- **AIM OF THE EXERCISE**:
Return every line of the data below that includes the string "ticket".

═════ DATA LINES

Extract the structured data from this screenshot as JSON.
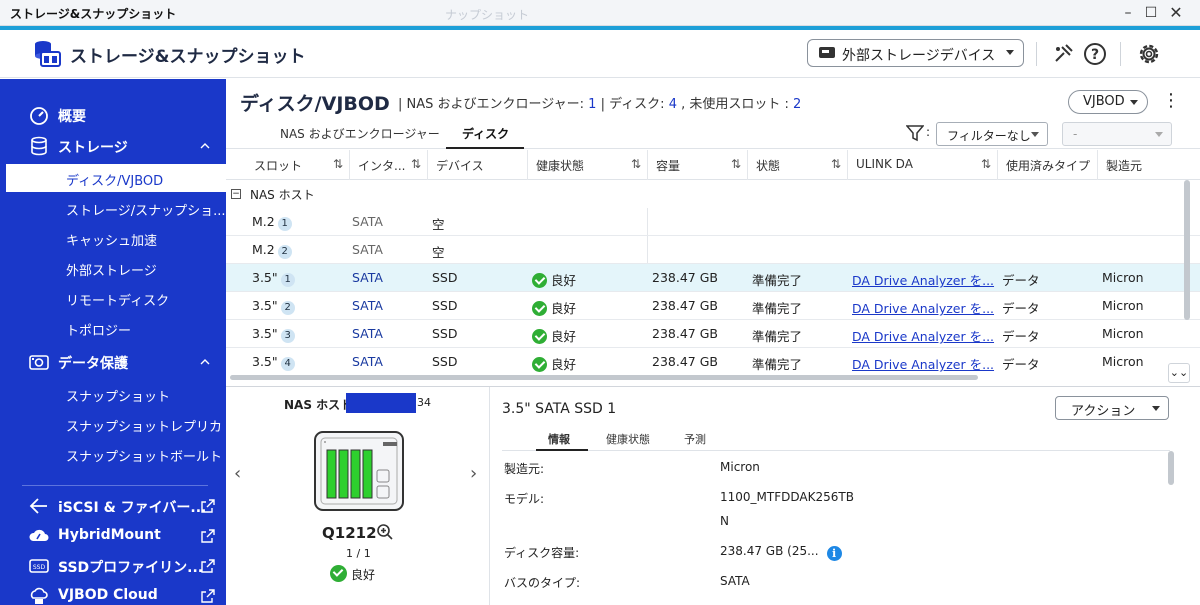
{
  "window": {
    "title": "ストレージ&スナップショット",
    "ghost_title": "ナップショット"
  },
  "app": {
    "name": "ストレージ&スナップショット"
  },
  "header": {
    "external_device": "外部ストレージデバイス"
  },
  "sidebar": {
    "items": [
      {
        "label": "概要"
      },
      {
        "label": "ストレージ"
      },
      {
        "label": "データ保護"
      },
      {
        "label": "iSCSI & ファイバー..."
      },
      {
        "label": "HybridMount"
      },
      {
        "label": "SSDプロファイリン..."
      },
      {
        "label": "VJBOD Cloud"
      }
    ],
    "storage_sub": [
      "ディスク/VJBOD",
      "ストレージ/スナップショ...",
      "キャッシュ加速",
      "外部ストレージ",
      "リモートディスク",
      "トポロジー"
    ],
    "protect_sub": [
      "スナップショット",
      "スナップショットレプリカ",
      "スナップショットボールト"
    ]
  },
  "main": {
    "title": "ディスク/VJBOD",
    "summary": {
      "sep": "|",
      "nas_label": "NAS およびエンクロージャー:",
      "nas_count": "1",
      "disk_label": "| ディスク:",
      "disk_count": "4",
      "unused_label": ", 未使用スロット :",
      "unused_count": "2"
    },
    "vjbod_button": "VJBOD",
    "tabs": [
      "NAS およびエンクロージャー",
      "ディスク"
    ],
    "filter": {
      "colon": ":",
      "value": "フィルターなし",
      "second": "-"
    }
  },
  "table": {
    "columns": [
      "スロット",
      "インタ...",
      "デバイス",
      "健康状態",
      "容量",
      "状態",
      "ULINK DA",
      "使用済みタイプ",
      "製造元"
    ],
    "sort_icon": "⇅",
    "group": {
      "label": "NAS ホスト",
      "toggle": "−"
    },
    "rows": [
      {
        "slot": "M.2",
        "num": "1",
        "iface": "SATA",
        "device": "空"
      },
      {
        "slot": "M.2",
        "num": "2",
        "iface": "SATA",
        "device": "空"
      },
      {
        "slot": "3.5\"",
        "num": "1",
        "iface": "SATA",
        "device": "SSD",
        "health": "良好",
        "capacity": "238.47 GB",
        "status": "準備完了",
        "ulink": "DA Drive Analyzer を...",
        "usage": "データ",
        "vendor": "Micron"
      },
      {
        "slot": "3.5\"",
        "num": "2",
        "iface": "SATA",
        "device": "SSD",
        "health": "良好",
        "capacity": "238.47 GB",
        "status": "準備完了",
        "ulink": "DA Drive Analyzer を...",
        "usage": "データ",
        "vendor": "Micron"
      },
      {
        "slot": "3.5\"",
        "num": "3",
        "iface": "SATA",
        "device": "SSD",
        "health": "良好",
        "capacity": "238.47 GB",
        "status": "準備完了",
        "ulink": "DA Drive Analyzer を...",
        "usage": "データ",
        "vendor": "Micron"
      },
      {
        "slot": "3.5\"",
        "num": "4",
        "iface": "SATA",
        "device": "SSD",
        "health": "良好",
        "capacity": "238.47 GB",
        "status": "準備完了",
        "ulink": "DA Drive Analyzer を...",
        "usage": "データ",
        "vendor": "Micron"
      }
    ]
  },
  "detail": {
    "nas_label": "NAS ホスト",
    "nas_suffix": "34",
    "model": "Q1212",
    "page": "1 / 1",
    "status": "良好",
    "disk_title": "3.5\" SATA SSD 1",
    "action": "アクション",
    "subtabs": [
      "情報",
      "健康状態",
      "予測"
    ],
    "props": [
      {
        "label": "製造元:",
        "value": "Micron"
      },
      {
        "label": "モデル:",
        "value": "1100_MTFDDAK256TB",
        "value2": "N"
      },
      {
        "label": "ディスク容量:",
        "value": "238.47 GB (25..."
      },
      {
        "label": "バスのタイプ:",
        "value": "SATA"
      }
    ]
  },
  "colors": {
    "sidebar": "#1a38c9",
    "accent": "#1d9fd8",
    "ok": "#2fae35",
    "selected_row": "#e4f5fa"
  },
  "icons": [
    "storage-app-icon",
    "external-drive-icon",
    "debug-icon",
    "help-icon",
    "gear-icon",
    "dashboard-icon",
    "database-icon",
    "snapshot-icon",
    "iscsi-icon",
    "cloud-mount-icon",
    "ssd-icon",
    "vjbod-icon",
    "filter-icon",
    "zoom-icon",
    "info-icon"
  ]
}
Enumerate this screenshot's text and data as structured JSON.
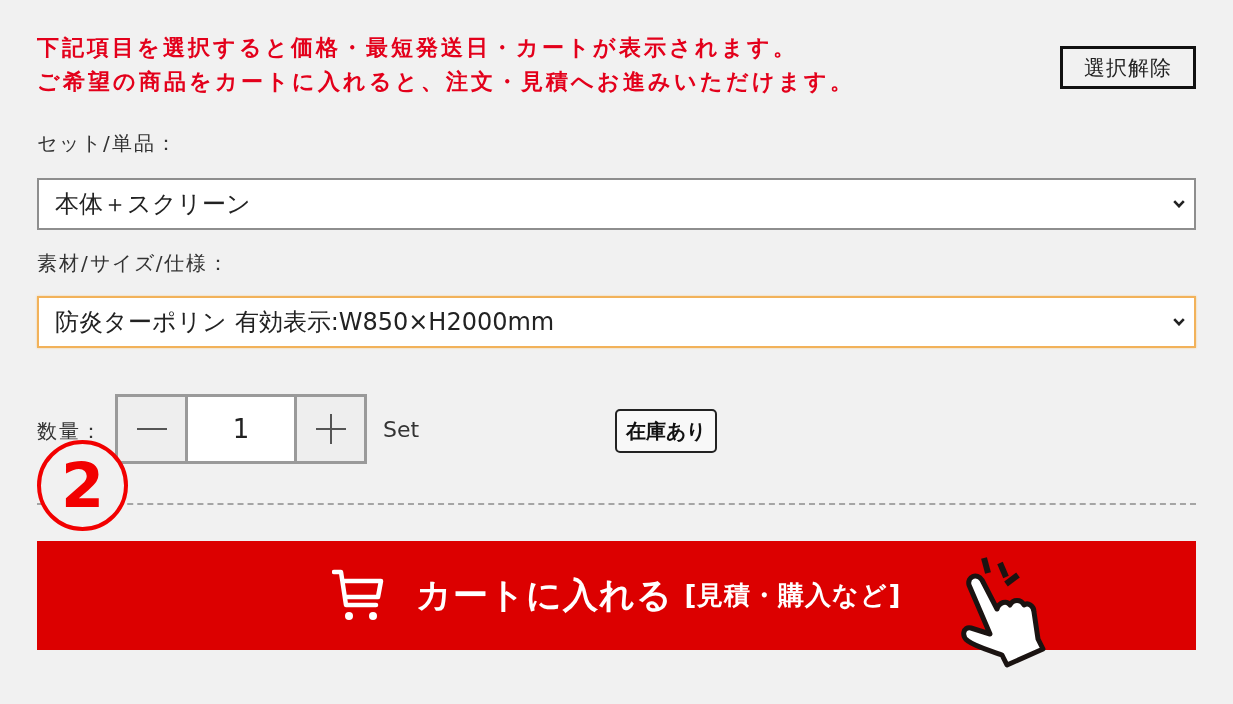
{
  "notice": [
    "下記項目を選択すると価格・最短発送日・カートが表示されます。",
    "ご希望の商品をカートに入れると、注文・見積へお進みいただけます。"
  ],
  "clear_button": {
    "label": "選択解除"
  },
  "options": [
    {
      "label": "セット/単品：",
      "value": "本体＋スクリーン",
      "focused": false
    },
    {
      "label": "素材/サイズ/仕様：",
      "value": "防炎ターポリン 有効表示:W850×H2000mm",
      "focused": true
    }
  ],
  "quantity": {
    "label": "数量：",
    "value": "1",
    "unit": "Set"
  },
  "stock_badge": "在庫あり",
  "step_marker": "2",
  "cart_button": {
    "label": "カートに入れる",
    "sublabel": "[見積・購入など]"
  }
}
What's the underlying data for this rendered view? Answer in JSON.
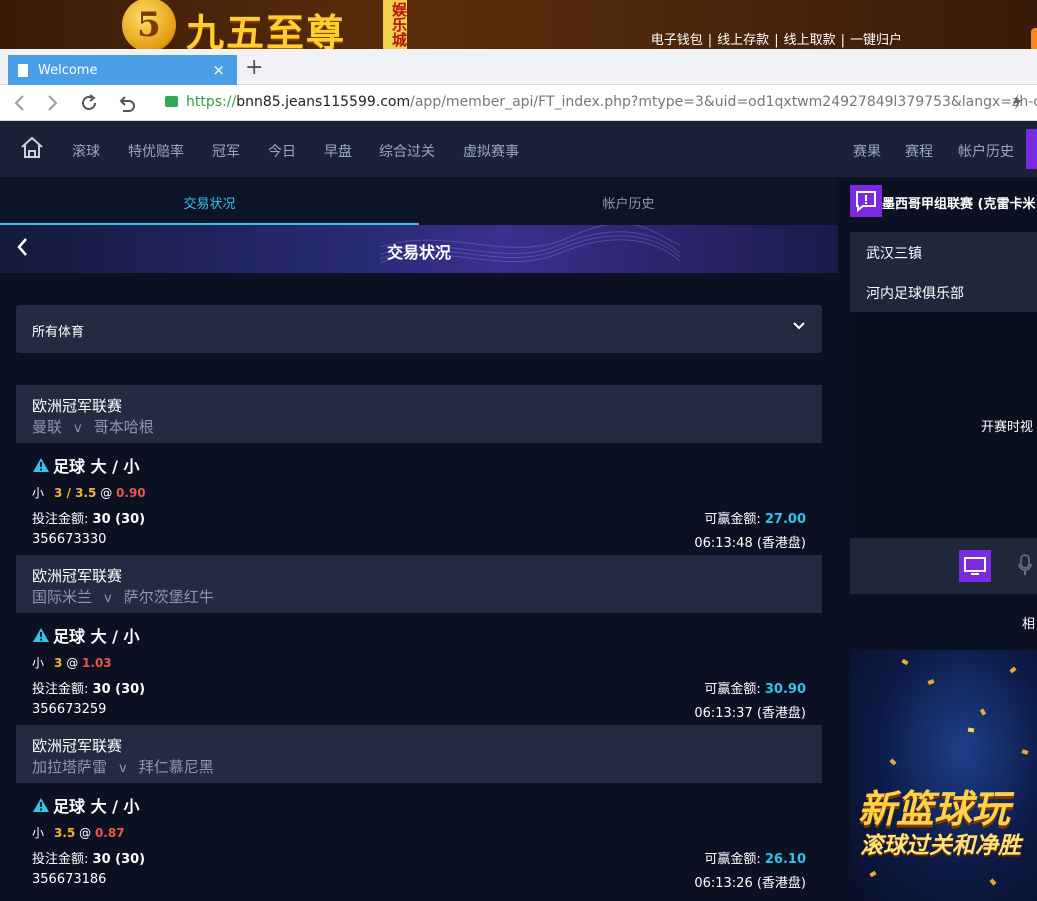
{
  "banner": {
    "logo_char": "5",
    "logo_text": "九五至尊",
    "logo_side": "娱乐城",
    "links": [
      "电子钱包",
      "线上存款",
      "线上取款",
      "一键归户"
    ],
    "separator": "|"
  },
  "browser": {
    "tab_title": "Welcome",
    "tab_close": "×",
    "new_tab": "+",
    "url_scheme": "https://",
    "url_host": "bnn85.jeans115599.com",
    "url_path": "/app/member_api/FT_index.php?mtype=3&uid=od1qxtwm24927849l379753&langx=zh-c"
  },
  "nav": {
    "items": [
      "滚球",
      "特优赔率",
      "冠军",
      "今日",
      "早盘",
      "综合过关",
      "虚拟赛事"
    ],
    "right_items": [
      "赛果",
      "赛程",
      "帐户历史"
    ]
  },
  "subtabs": {
    "active": "交易状况",
    "inactive": "帐户历史"
  },
  "page": {
    "back": "‹",
    "title": "交易状况"
  },
  "filter": {
    "label": "所有体育"
  },
  "bets": [
    {
      "league": "欧洲冠军联赛",
      "home": "曼联",
      "vs": "v",
      "away": "哥本哈根",
      "type": "足球 大 / 小",
      "side": "小",
      "handicap": "3 / 3.5",
      "at": "@",
      "odds": "0.90",
      "stake_label": "投注金额:",
      "stake": "30 (30)",
      "win_label": "可赢金额:",
      "win": "27.00",
      "ticket": "356673330",
      "time": "06:13:48 (香港盘)"
    },
    {
      "league": "欧洲冠军联赛",
      "home": "国际米兰",
      "vs": "v",
      "away": "萨尔茨堡红牛",
      "type": "足球 大 / 小",
      "side": "小",
      "handicap": "3",
      "at": "@",
      "odds": "1.03",
      "stake_label": "投注金额:",
      "stake": "30 (30)",
      "win_label": "可赢金额:",
      "win": "30.90",
      "ticket": "356673259",
      "time": "06:13:37 (香港盘)"
    },
    {
      "league": "欧洲冠军联赛",
      "home": "加拉塔萨雷",
      "vs": "v",
      "away": "拜仁慕尼黑",
      "type": "足球 大 / 小",
      "side": "小",
      "handicap": "3.5",
      "at": "@",
      "odds": "0.87",
      "stake_label": "投注金额:",
      "stake": "30 (30)",
      "win_label": "可赢金额:",
      "win": "26.10",
      "ticket": "356673186",
      "time": "06:13:26 (香港盘)"
    }
  ],
  "right_panel": {
    "league": "墨西哥甲组联赛 (克雷卡米",
    "team1": "武汉三镇",
    "team2": "河内足球俱乐部",
    "kickoff": "开赛时视",
    "related": "相",
    "promo_title": "新篮球玩",
    "promo_sub": "滚球过关和净胜"
  },
  "colors": {
    "accent_cyan": "#33c4e8",
    "accent_purple": "#7a2be0",
    "odds_red": "#e8584c",
    "handicap_gold": "#f3b331"
  }
}
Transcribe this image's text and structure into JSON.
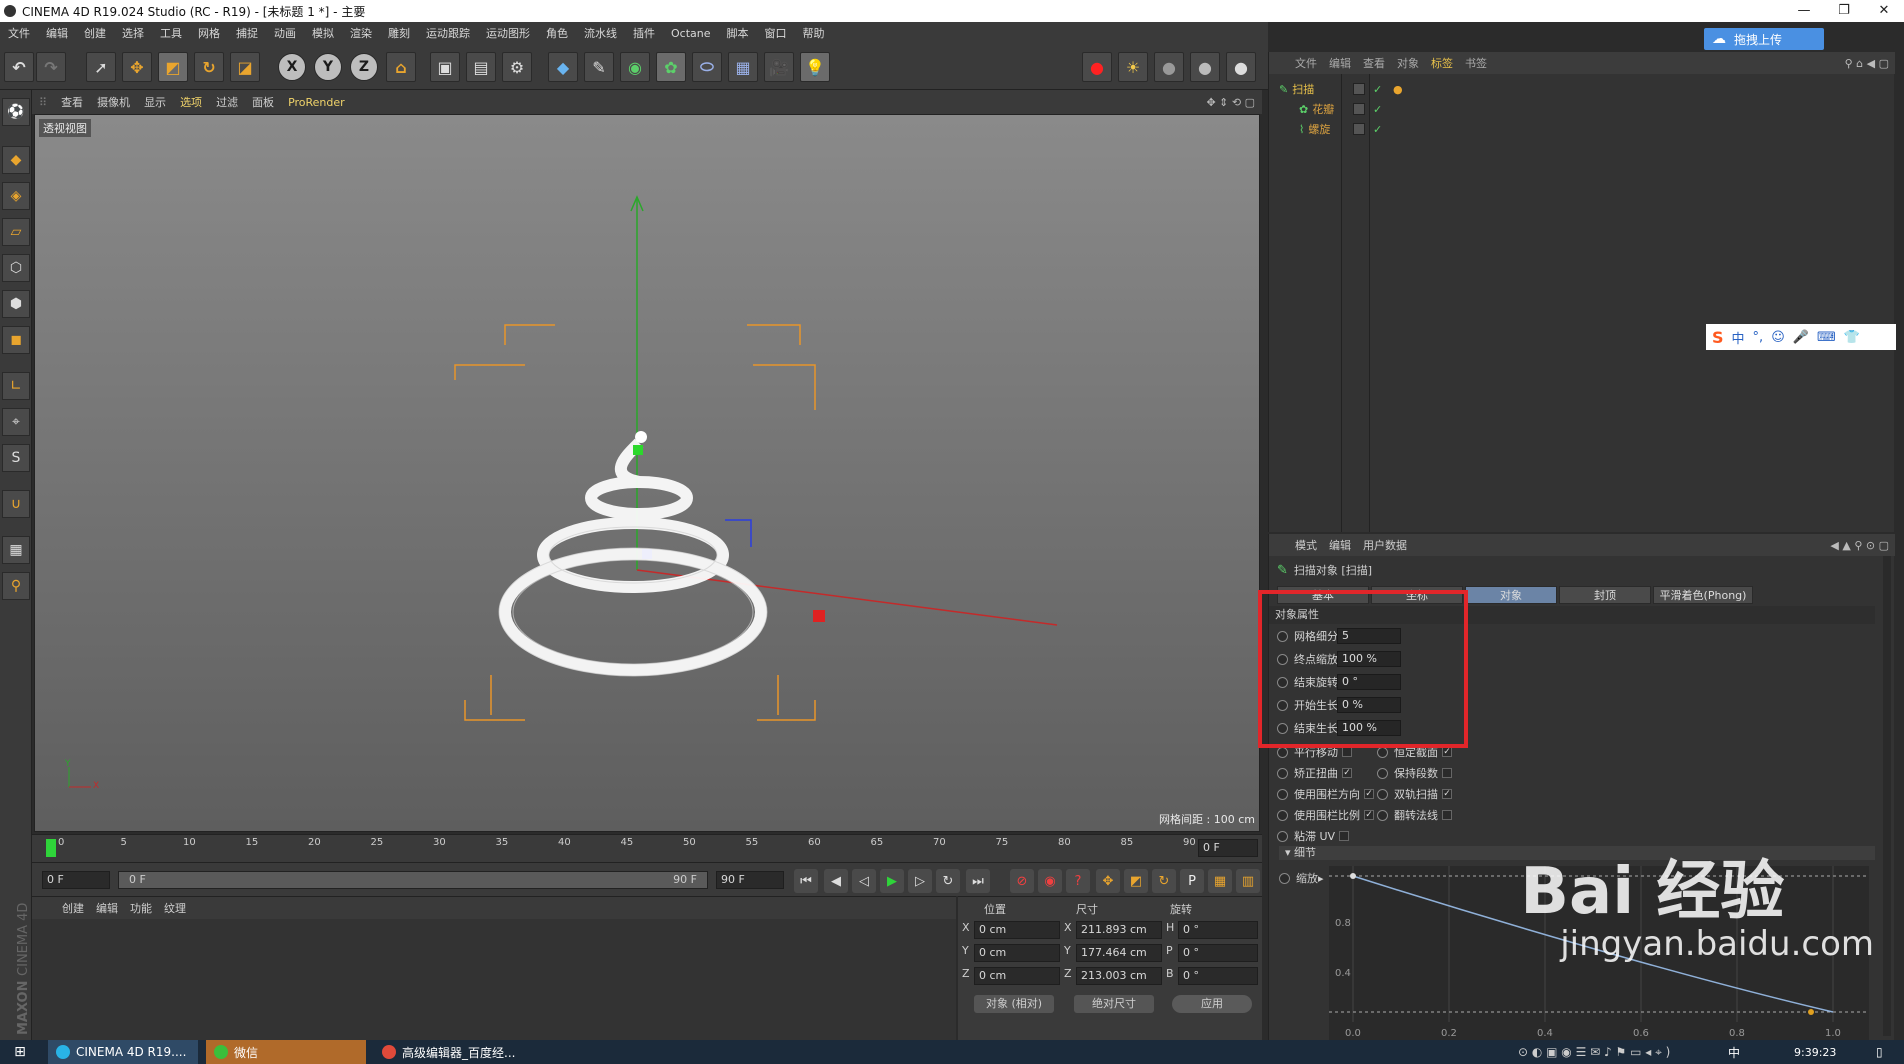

══════════

- **SOLUTION TO THE EXERCISE**:
      "ticket": "356673330",
      "ticket": "356673259",
      "ticket": "356673186",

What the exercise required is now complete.